» **Records supplied**:
"""
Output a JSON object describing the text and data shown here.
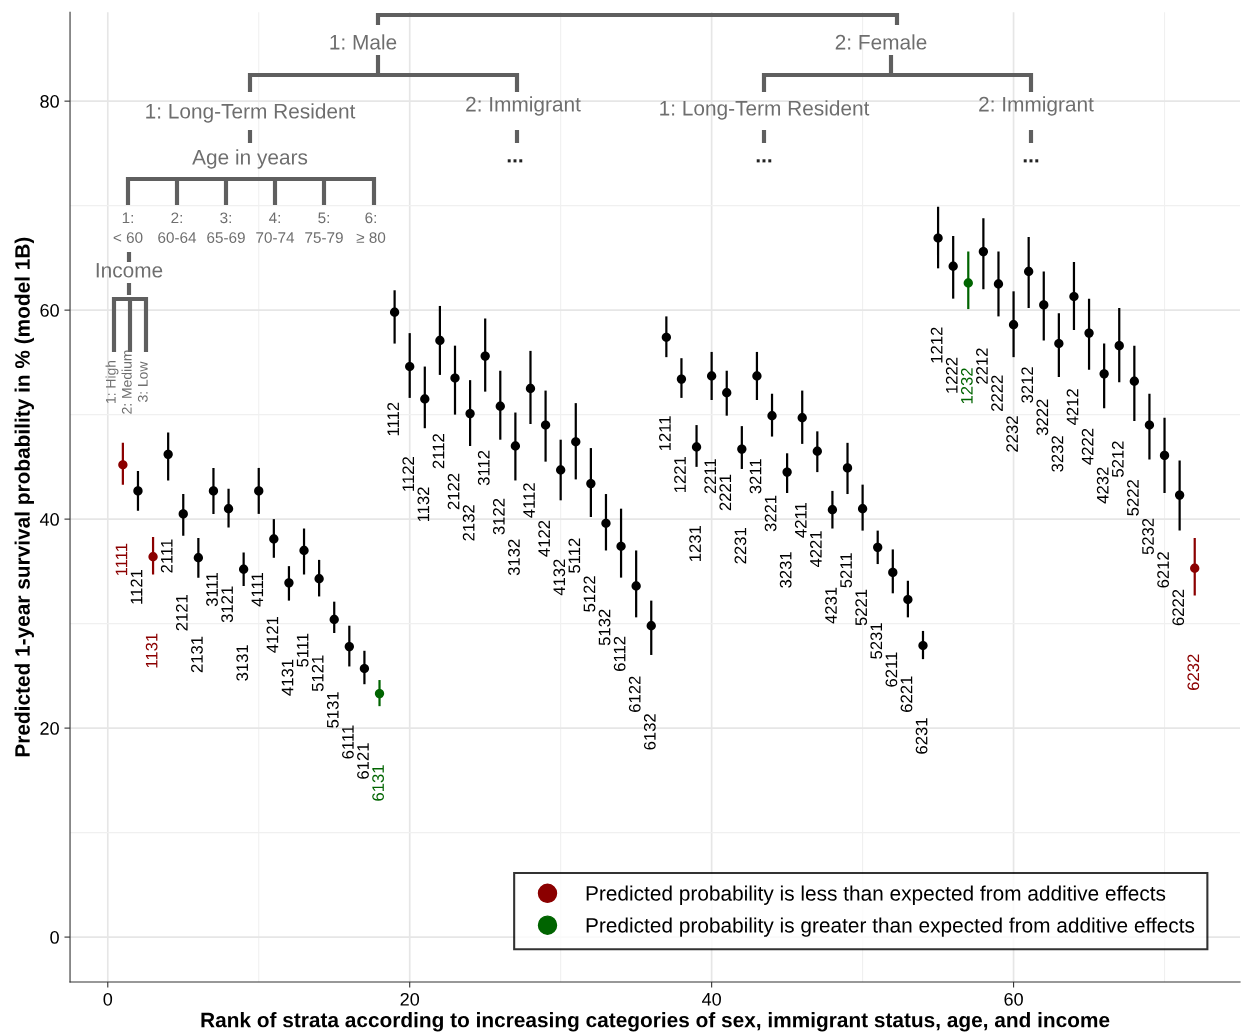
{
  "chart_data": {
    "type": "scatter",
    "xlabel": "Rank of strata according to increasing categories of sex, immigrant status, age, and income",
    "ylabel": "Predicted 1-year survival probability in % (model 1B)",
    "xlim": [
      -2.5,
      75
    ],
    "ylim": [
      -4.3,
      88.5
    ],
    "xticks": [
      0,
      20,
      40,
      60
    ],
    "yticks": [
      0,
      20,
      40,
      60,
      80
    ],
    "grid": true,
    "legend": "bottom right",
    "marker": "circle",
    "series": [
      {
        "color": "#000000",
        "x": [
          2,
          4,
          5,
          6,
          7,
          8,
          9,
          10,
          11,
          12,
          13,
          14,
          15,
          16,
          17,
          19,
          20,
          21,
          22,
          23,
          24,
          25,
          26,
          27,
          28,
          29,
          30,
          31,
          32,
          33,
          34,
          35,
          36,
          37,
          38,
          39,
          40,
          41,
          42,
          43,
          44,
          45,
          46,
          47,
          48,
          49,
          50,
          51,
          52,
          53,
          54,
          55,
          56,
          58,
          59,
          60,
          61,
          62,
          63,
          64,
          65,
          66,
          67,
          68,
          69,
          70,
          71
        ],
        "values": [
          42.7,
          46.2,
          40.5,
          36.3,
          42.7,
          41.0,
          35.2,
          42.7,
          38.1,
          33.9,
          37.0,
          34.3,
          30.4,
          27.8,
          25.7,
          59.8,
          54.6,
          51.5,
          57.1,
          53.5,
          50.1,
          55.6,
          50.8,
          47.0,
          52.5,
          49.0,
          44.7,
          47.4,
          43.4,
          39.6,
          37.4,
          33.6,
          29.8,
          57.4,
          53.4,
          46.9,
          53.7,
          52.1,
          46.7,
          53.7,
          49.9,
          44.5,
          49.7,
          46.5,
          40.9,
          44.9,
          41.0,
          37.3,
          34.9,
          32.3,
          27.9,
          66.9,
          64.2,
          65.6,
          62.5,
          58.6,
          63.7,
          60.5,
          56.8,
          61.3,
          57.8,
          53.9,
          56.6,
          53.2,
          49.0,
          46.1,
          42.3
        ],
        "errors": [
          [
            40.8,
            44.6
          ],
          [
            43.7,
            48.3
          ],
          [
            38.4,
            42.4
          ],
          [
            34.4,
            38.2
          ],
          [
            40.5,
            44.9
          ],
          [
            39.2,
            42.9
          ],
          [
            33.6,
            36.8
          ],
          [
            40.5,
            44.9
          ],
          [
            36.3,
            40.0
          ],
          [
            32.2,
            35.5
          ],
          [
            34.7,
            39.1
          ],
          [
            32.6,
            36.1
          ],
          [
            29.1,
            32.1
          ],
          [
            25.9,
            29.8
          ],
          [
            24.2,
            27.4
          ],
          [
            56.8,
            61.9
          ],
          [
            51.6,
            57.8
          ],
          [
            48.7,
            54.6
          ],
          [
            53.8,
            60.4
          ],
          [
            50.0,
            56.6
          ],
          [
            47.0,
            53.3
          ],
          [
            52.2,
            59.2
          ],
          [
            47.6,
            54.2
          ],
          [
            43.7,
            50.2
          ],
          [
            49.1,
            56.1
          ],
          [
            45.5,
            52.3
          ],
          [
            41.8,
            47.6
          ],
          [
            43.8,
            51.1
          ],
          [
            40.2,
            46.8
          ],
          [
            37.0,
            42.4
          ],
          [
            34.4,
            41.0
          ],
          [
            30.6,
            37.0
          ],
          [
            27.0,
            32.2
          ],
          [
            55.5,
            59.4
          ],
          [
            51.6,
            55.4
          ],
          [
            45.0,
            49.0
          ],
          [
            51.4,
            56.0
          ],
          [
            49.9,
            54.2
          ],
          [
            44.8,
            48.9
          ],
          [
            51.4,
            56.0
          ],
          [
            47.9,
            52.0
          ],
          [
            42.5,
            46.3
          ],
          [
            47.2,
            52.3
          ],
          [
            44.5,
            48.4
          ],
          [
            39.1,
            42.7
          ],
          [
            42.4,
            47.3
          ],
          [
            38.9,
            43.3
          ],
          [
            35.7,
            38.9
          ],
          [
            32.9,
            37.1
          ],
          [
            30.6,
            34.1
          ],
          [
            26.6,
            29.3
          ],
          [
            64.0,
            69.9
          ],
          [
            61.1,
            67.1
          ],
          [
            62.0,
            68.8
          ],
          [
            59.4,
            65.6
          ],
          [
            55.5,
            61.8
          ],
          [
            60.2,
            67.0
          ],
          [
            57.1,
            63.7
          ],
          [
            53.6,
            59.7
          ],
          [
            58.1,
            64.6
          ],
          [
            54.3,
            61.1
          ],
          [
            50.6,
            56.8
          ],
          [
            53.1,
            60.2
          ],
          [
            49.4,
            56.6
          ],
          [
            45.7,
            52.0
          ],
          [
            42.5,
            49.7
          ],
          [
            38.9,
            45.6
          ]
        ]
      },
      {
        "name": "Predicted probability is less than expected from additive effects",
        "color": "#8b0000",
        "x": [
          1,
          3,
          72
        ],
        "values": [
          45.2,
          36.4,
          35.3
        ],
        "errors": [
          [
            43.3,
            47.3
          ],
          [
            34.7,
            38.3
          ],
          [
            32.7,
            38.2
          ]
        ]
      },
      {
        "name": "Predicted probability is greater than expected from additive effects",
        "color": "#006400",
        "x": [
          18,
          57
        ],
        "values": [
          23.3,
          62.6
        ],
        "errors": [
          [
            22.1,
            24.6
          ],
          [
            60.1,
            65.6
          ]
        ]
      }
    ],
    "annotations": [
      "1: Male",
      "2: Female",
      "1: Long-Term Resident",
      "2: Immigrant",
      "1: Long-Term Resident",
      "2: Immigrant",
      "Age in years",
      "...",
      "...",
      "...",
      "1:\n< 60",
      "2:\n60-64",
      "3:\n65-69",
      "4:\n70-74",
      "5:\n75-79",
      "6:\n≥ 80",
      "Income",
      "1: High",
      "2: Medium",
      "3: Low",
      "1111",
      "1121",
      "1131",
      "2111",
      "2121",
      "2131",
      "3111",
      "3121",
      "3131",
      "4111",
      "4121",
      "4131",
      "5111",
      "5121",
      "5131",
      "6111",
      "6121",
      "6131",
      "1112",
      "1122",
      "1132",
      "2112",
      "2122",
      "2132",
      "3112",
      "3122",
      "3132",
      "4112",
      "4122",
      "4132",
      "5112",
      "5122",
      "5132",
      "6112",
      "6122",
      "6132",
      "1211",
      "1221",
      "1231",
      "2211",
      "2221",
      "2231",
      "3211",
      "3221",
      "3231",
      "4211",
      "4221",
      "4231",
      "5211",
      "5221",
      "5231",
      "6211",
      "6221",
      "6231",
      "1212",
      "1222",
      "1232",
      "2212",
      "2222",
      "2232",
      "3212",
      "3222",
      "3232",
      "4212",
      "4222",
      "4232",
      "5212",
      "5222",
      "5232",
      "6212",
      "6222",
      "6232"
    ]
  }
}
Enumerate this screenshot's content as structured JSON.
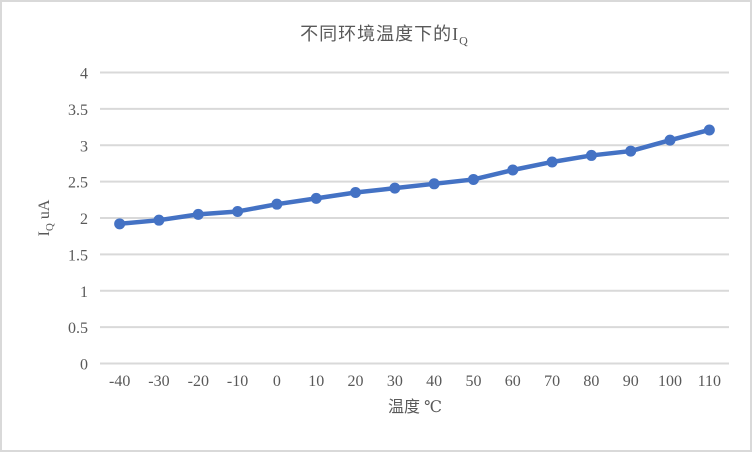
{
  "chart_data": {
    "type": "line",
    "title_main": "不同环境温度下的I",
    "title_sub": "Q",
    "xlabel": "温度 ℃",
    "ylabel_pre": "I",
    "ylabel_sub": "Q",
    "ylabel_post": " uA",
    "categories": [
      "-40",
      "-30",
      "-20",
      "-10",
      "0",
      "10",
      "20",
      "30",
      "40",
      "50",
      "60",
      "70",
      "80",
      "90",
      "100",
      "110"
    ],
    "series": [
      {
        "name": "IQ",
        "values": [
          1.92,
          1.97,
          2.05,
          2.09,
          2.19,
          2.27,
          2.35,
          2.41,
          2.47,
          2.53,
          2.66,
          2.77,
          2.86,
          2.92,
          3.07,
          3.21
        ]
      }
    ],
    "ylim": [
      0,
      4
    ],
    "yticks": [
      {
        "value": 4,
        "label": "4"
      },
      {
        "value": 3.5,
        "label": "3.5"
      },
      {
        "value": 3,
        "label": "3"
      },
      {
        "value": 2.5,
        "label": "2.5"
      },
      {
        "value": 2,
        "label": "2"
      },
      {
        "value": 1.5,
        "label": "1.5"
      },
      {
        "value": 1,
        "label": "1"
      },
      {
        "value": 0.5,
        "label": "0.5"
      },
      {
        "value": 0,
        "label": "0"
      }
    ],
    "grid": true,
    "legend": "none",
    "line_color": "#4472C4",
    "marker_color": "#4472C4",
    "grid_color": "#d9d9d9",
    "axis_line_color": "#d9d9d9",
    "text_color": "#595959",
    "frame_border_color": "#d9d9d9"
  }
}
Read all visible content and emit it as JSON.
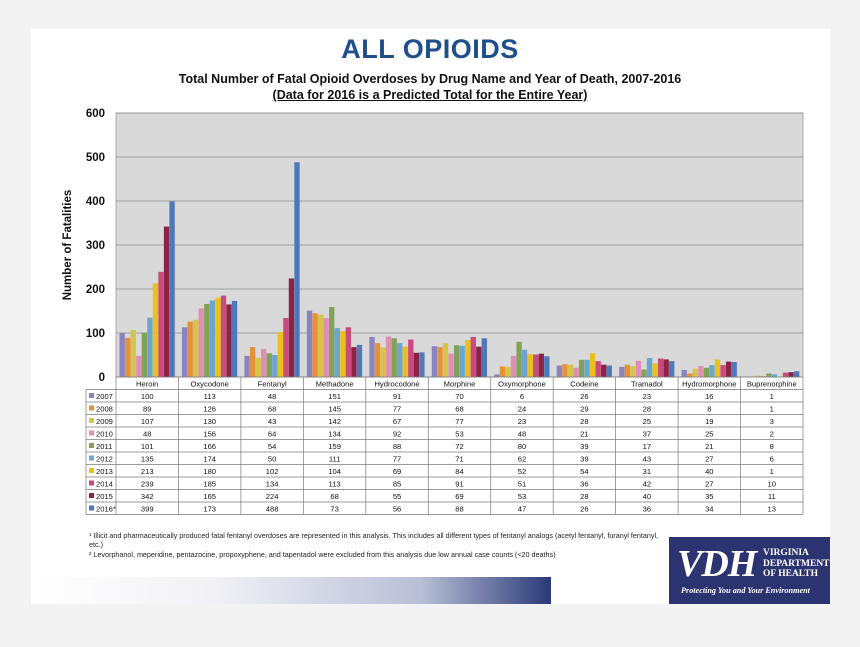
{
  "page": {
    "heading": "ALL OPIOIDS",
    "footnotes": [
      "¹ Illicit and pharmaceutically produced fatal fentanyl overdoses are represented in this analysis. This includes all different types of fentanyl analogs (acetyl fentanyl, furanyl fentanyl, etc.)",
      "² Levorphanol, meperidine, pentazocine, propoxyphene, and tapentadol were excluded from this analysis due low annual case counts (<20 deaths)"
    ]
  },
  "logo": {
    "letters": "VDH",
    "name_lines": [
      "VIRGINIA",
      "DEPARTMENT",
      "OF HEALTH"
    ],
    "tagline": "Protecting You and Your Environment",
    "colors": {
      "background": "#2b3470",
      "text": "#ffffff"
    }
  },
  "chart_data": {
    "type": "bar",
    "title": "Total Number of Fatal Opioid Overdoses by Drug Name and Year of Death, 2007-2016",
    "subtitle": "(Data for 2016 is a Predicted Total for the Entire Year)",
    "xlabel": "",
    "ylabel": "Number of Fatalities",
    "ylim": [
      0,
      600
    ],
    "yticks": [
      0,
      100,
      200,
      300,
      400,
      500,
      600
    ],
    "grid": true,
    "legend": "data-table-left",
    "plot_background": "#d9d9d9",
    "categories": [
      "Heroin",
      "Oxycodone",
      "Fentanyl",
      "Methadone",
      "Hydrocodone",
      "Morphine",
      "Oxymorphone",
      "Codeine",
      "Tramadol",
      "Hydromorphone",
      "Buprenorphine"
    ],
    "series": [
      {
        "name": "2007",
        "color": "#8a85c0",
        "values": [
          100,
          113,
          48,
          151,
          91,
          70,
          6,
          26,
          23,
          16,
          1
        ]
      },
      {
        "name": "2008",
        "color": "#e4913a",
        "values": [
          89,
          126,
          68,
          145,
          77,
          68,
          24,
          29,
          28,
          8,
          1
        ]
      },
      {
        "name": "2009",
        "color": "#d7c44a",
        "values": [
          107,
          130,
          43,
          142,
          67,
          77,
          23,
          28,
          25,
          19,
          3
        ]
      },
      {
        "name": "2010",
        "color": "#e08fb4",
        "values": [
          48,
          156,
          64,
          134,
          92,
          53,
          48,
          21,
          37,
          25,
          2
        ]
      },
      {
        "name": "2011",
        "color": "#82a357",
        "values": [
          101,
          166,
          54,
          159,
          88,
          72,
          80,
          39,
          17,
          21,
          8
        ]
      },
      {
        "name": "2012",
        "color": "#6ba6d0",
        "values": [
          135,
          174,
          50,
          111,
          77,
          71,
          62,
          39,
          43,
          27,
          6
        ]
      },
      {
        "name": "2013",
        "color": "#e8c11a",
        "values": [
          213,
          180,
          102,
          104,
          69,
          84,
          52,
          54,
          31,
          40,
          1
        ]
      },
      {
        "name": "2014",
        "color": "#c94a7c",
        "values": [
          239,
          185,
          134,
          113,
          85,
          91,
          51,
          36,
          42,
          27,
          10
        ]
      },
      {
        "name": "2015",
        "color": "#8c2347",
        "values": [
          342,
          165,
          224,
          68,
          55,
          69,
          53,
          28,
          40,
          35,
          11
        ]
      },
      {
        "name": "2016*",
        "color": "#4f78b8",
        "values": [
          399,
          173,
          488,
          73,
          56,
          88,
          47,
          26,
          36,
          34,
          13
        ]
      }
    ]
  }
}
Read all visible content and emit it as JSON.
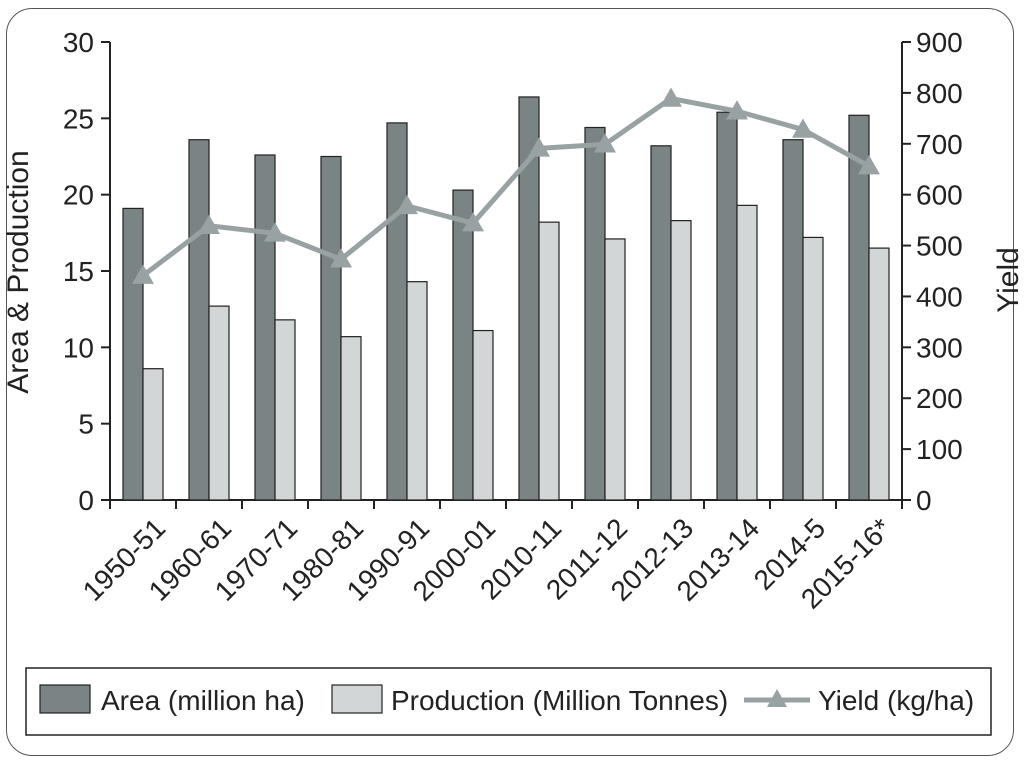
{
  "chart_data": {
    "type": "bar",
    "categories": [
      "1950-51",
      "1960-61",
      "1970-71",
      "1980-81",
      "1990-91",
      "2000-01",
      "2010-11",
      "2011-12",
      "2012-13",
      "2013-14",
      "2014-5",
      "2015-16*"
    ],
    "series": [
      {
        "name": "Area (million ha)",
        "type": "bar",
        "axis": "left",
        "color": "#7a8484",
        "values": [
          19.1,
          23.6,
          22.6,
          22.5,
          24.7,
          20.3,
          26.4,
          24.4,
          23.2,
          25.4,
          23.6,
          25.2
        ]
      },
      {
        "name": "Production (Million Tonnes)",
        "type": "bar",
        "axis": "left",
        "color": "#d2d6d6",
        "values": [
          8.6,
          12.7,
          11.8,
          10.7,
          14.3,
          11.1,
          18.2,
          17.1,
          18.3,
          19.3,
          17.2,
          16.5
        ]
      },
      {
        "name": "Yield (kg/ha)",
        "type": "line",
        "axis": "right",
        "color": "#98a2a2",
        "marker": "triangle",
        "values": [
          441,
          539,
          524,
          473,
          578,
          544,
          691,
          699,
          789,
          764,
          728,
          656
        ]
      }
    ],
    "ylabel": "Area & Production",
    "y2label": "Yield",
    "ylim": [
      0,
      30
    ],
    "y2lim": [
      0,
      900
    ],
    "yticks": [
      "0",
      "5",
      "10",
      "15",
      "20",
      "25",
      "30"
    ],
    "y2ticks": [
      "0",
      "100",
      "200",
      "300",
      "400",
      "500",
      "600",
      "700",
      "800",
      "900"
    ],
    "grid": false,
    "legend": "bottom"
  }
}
"""
» **Task directions**:
Pick out lines containing the word "Area", each one as written.

» **Solved problem**:
        "name": "Area (million ha)",
    "ylabel": "Area & Production",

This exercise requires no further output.